Provided passage »
# # # # #
I think he wants me to still "be there" for him. I feel bad, I do. But I am looking for a relationship and someone who wants the same. If he wanted the same then he would progressing it with me. I think it is very unfair if he wants me to "stick" around. I find it hard to not be there for him right now, but i dont want to become attached to someone who can't give me the same things back. Its not easy but don't we all have problems big and small! I feel like I am distancing and its good for me to meet new people now. Time is very short, I am finally ready to experience a beautiful relationship. I don't see how staying supportive for this guy is going to help me to have that. I also dont want to be "friends". I can't do friends with someone i like. He never said friends but i dont want this turning into that.

 

Im frustrated. I feel like im abandoning the "something" we had. But really he is essentially abandoning me due to his problems.

 

Am I doing the right thing?

 

What do you all think?

Posted

Lucky - you have to do what makes you happy. If you put your happiness on hold to "take care" of somebody else, you will end up resenting them.

Posted

You have to force yourself to not be around for this person, because he will become your safety net. You'll go running back to him when things are boring or you have a bad experience with someone else, and you'll end up hurting even more.

 

The world's full of lonely people ...

Posted

I have a few questions . Does he know exactly what you want ?

Did you communicate what you actually mean by progressing the relationship ? You say " his problems " but its very unclear what they are .

If he's not sure what you want maybe he thinks your messing with him .

Nobody I know is a mind reader . communication is a two way road . If you are not clear to him about what you want . It will not be clear to him

If a person is emotionally unavailible however , Its time to move on .
# # # # #
Set exercise » In the forum thread, what does the first reply say happens if you put your happiness on hold to take care of somebody else?
# # # # #
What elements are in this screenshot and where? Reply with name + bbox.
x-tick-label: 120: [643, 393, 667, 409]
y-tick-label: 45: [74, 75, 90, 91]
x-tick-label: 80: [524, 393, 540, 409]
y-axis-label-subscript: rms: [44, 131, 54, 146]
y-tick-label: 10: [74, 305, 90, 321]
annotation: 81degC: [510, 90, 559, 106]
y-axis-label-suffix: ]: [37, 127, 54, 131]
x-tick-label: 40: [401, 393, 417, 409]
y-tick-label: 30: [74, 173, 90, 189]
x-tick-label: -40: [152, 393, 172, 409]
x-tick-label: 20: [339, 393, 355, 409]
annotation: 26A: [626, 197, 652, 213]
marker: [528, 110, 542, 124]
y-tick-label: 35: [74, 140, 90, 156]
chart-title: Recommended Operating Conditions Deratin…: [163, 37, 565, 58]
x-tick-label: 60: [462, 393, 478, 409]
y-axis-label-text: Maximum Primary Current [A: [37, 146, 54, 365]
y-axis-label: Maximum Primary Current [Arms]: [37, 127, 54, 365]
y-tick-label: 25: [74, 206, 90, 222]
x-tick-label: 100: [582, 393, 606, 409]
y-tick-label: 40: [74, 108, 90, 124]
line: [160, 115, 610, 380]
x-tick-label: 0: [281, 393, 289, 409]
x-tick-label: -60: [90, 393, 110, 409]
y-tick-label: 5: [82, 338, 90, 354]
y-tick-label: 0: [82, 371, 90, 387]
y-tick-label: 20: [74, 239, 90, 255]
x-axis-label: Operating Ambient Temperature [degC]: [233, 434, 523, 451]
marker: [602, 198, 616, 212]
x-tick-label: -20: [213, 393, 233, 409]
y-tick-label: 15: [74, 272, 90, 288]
# # # # #
Final answer » You will end up resenting them.